# [Exercise aim]
List all the lines in these records that hold "content".

# [Extracted data]
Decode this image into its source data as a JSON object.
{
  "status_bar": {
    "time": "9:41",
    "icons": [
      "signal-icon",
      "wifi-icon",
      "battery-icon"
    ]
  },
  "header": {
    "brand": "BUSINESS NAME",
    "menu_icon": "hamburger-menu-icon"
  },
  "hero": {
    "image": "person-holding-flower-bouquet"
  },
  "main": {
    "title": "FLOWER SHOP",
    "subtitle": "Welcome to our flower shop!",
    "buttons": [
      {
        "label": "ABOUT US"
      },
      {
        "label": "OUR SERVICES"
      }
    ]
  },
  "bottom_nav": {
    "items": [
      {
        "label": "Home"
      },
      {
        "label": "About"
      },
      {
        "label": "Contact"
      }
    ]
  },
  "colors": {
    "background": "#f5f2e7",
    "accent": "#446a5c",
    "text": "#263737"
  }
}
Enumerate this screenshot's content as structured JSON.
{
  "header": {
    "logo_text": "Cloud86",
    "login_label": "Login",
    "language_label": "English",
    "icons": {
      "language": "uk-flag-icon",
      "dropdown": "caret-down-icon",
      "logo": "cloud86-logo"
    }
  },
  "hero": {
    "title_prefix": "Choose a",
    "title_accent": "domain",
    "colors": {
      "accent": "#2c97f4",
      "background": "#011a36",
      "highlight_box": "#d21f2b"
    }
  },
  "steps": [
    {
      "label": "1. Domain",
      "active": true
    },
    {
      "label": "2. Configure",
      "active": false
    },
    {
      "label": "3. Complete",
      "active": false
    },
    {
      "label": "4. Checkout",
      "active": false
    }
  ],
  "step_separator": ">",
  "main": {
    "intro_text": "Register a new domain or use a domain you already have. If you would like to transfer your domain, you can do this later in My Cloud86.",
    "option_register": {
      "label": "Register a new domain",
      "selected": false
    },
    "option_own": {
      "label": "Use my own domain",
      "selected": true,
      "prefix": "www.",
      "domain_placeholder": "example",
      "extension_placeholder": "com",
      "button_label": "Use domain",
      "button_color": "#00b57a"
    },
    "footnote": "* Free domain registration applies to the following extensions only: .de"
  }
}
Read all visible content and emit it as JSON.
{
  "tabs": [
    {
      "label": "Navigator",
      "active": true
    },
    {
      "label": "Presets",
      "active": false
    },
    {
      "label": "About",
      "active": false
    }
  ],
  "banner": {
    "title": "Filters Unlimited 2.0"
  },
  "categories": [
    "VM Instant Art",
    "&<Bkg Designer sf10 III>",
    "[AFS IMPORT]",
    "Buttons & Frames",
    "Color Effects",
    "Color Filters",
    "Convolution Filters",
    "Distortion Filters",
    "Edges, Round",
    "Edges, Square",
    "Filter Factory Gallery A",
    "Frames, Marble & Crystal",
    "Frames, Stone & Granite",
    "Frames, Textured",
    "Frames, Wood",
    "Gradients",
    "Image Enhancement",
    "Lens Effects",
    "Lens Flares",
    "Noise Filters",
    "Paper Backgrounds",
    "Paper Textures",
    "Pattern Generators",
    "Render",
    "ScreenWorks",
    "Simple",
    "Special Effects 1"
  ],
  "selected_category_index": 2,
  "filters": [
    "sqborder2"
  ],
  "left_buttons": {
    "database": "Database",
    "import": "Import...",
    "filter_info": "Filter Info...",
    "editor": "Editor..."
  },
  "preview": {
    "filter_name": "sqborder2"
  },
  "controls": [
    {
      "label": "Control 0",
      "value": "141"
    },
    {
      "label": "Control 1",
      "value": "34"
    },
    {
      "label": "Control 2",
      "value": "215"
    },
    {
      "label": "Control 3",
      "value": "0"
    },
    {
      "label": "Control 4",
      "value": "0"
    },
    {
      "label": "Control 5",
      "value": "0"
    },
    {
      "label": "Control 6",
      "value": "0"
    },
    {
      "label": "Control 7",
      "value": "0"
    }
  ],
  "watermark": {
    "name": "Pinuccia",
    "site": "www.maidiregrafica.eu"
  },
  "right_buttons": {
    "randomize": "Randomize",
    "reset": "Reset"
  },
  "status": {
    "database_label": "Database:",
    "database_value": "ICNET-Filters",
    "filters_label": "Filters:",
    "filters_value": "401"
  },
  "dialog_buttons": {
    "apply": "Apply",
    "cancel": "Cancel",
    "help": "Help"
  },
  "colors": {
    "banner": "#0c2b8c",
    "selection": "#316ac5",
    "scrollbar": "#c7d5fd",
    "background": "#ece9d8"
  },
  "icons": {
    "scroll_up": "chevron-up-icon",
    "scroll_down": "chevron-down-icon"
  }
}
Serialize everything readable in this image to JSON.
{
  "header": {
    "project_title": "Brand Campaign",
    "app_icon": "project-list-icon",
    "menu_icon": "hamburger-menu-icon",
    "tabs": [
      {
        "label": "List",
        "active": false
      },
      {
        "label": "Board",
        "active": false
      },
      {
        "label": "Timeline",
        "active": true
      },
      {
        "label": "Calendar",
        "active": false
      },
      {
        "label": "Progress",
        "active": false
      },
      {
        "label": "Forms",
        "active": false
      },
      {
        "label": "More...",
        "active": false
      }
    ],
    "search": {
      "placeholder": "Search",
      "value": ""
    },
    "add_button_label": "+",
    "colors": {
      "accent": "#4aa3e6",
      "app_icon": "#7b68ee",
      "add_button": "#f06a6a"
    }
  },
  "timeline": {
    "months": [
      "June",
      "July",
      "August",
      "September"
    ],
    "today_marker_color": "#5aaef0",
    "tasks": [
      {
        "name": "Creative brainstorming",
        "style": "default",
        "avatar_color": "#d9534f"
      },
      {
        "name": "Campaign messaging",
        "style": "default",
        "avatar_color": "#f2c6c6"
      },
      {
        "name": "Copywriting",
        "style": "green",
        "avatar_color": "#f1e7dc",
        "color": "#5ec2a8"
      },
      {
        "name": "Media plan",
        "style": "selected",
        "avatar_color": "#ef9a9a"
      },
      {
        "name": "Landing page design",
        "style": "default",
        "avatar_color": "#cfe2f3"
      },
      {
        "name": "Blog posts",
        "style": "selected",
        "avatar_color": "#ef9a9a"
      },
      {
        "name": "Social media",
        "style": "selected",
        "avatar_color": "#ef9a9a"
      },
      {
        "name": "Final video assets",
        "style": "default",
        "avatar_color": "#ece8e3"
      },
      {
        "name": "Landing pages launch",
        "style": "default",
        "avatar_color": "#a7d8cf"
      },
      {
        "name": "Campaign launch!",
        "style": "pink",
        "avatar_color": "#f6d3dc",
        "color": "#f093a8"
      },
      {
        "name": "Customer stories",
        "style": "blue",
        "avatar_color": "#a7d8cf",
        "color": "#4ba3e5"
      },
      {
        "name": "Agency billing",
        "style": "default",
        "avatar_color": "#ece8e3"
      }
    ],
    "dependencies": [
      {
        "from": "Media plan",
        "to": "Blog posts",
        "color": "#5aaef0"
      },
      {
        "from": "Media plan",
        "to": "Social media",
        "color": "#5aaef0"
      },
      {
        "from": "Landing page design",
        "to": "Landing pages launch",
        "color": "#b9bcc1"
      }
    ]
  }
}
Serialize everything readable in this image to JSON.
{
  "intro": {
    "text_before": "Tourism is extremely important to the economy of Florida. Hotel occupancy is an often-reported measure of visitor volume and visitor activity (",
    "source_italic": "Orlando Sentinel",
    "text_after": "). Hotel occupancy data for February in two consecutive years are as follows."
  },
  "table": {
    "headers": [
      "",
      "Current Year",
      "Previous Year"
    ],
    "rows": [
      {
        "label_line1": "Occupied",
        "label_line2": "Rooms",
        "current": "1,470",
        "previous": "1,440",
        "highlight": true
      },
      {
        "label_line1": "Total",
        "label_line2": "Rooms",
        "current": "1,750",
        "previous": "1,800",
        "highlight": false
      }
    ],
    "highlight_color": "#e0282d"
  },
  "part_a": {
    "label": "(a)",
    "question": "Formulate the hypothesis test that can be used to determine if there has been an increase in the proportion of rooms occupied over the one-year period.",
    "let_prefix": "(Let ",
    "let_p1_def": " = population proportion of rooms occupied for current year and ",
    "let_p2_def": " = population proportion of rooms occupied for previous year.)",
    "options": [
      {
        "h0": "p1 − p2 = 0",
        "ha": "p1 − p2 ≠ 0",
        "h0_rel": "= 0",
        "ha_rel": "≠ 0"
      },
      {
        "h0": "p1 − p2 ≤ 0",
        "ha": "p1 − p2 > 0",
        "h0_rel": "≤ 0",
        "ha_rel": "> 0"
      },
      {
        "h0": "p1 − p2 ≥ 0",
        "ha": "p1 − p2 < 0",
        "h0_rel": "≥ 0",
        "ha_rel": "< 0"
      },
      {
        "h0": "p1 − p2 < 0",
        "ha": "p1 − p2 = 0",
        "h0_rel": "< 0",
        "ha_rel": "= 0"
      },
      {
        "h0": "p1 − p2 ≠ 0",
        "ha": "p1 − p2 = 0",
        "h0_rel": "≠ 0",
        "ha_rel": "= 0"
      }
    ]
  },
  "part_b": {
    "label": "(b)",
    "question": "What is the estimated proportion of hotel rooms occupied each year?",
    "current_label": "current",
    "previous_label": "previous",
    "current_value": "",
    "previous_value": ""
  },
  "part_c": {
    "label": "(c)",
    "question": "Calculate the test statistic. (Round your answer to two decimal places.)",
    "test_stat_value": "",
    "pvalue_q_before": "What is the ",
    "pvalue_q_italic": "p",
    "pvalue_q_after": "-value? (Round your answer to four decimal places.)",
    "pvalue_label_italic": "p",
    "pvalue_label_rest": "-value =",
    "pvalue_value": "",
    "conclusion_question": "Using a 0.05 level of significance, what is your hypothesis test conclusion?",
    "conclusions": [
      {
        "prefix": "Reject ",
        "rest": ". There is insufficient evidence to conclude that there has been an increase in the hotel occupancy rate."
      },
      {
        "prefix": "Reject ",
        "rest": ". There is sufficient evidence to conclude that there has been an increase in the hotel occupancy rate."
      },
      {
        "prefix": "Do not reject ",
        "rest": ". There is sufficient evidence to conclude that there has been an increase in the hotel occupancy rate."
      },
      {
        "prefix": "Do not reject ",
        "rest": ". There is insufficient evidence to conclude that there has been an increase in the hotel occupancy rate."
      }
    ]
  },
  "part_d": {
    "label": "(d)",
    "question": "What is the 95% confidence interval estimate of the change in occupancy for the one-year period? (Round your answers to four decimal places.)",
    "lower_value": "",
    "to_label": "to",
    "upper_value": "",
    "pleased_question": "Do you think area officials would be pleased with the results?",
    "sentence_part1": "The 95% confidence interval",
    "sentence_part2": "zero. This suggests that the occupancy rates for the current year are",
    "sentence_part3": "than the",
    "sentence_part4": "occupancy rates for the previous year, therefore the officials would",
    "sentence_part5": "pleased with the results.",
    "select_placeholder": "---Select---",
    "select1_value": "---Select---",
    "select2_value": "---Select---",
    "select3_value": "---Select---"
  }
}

# [Final answer]
Enumerate this screenshot's content as structured JSON.
Read all visible content and emit it as JSON.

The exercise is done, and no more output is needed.